TASK DIRECTIONS >>
Every line below that mentions the word "Neutrik" should be copied out.

- - -

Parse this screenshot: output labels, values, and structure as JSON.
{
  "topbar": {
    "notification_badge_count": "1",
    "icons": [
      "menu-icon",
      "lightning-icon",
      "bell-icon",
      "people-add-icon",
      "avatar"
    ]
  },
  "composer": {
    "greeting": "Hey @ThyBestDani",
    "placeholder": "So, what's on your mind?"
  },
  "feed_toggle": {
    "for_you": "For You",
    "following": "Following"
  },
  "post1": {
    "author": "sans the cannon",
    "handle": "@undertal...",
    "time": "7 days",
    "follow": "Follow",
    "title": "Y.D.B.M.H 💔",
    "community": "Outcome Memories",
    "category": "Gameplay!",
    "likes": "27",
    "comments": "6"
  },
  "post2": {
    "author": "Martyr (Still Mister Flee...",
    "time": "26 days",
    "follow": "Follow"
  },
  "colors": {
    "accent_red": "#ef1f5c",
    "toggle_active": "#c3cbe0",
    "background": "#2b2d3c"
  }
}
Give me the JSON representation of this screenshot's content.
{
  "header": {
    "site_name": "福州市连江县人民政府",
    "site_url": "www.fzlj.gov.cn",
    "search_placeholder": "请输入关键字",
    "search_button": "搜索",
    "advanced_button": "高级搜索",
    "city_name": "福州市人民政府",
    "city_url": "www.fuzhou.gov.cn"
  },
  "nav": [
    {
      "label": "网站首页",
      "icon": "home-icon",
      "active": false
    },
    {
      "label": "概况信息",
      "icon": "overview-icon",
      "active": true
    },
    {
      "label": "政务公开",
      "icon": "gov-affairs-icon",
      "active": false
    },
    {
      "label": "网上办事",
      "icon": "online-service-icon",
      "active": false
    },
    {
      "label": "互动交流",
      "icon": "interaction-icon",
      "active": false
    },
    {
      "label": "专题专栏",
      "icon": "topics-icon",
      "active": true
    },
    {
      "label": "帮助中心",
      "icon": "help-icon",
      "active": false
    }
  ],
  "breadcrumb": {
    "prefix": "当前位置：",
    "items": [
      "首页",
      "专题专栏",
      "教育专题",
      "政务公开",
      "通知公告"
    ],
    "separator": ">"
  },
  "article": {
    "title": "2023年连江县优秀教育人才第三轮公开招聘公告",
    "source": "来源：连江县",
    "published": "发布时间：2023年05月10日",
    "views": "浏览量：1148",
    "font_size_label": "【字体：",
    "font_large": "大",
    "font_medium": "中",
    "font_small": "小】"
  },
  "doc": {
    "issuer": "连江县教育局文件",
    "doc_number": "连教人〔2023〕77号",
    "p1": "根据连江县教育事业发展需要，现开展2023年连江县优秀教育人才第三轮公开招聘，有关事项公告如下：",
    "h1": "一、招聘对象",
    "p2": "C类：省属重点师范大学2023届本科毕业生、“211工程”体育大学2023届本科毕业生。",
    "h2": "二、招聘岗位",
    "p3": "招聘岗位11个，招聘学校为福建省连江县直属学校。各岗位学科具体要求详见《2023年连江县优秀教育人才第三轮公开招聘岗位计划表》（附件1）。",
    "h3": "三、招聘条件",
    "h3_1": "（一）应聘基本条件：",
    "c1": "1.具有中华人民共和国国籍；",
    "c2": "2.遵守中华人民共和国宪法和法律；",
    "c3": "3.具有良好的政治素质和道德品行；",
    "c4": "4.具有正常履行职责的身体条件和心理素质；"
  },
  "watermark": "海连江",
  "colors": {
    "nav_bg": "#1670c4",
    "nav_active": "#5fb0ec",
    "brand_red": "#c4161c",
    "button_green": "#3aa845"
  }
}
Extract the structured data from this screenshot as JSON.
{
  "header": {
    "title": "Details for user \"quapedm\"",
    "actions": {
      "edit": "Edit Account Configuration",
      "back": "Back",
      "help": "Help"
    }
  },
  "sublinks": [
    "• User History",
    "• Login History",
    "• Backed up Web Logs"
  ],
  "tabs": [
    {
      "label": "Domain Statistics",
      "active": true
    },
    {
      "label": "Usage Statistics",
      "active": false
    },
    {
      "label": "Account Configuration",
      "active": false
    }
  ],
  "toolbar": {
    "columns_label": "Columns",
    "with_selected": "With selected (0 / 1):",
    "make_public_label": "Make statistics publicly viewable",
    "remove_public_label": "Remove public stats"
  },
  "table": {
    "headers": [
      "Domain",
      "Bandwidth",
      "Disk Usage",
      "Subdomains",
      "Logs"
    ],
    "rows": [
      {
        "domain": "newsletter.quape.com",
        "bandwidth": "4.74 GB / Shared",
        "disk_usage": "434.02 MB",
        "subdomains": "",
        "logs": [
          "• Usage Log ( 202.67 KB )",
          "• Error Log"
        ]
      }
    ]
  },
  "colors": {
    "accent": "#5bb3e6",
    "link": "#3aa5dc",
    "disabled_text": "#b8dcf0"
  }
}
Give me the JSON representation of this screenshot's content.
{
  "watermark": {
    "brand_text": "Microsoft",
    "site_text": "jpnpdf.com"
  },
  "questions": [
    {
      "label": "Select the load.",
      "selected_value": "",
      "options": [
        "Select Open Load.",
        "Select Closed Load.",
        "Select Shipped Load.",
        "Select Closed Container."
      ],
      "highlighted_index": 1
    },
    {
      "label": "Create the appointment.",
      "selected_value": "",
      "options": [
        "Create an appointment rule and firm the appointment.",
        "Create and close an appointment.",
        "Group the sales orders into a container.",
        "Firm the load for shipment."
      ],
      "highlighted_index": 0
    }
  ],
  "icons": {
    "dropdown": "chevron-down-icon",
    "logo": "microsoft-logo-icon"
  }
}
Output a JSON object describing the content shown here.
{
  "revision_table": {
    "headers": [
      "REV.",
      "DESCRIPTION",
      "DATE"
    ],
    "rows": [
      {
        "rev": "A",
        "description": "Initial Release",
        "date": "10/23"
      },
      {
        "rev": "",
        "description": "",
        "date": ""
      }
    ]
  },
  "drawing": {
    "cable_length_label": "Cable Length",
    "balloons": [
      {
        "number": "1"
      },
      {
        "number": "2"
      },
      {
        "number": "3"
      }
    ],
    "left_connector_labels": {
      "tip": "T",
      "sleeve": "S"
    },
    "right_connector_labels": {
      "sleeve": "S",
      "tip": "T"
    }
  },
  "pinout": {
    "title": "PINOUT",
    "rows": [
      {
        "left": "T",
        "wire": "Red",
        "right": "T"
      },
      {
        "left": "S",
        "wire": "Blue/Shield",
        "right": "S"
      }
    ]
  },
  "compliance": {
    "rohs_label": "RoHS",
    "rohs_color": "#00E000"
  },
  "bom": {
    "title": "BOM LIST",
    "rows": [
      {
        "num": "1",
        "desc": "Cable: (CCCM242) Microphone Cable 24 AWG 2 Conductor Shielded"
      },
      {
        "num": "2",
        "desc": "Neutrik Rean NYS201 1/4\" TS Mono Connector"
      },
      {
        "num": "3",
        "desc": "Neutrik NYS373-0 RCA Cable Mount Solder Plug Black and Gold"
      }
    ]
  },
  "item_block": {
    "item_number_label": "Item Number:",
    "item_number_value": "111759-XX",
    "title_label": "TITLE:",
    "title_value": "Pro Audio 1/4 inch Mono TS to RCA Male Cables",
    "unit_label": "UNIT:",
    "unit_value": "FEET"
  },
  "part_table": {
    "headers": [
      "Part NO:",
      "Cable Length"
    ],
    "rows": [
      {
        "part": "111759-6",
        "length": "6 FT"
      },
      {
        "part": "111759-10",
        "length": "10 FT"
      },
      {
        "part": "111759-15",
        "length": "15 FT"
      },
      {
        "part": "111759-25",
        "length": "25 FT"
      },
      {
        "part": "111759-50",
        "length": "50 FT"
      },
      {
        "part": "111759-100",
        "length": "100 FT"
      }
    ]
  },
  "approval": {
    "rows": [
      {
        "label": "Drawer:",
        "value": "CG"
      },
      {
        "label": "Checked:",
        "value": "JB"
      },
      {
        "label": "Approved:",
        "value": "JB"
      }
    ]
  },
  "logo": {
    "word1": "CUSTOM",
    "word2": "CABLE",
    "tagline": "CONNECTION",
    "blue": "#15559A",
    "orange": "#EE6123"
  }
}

- - -

RESULT OF THIS TASK >>
        "desc": "Neutrik Rean NYS201 1/4\" TS Mono Connector"
        "desc": "Neutrik NYS373-0 RCA Cable Mount Solder Plug Black and Gold"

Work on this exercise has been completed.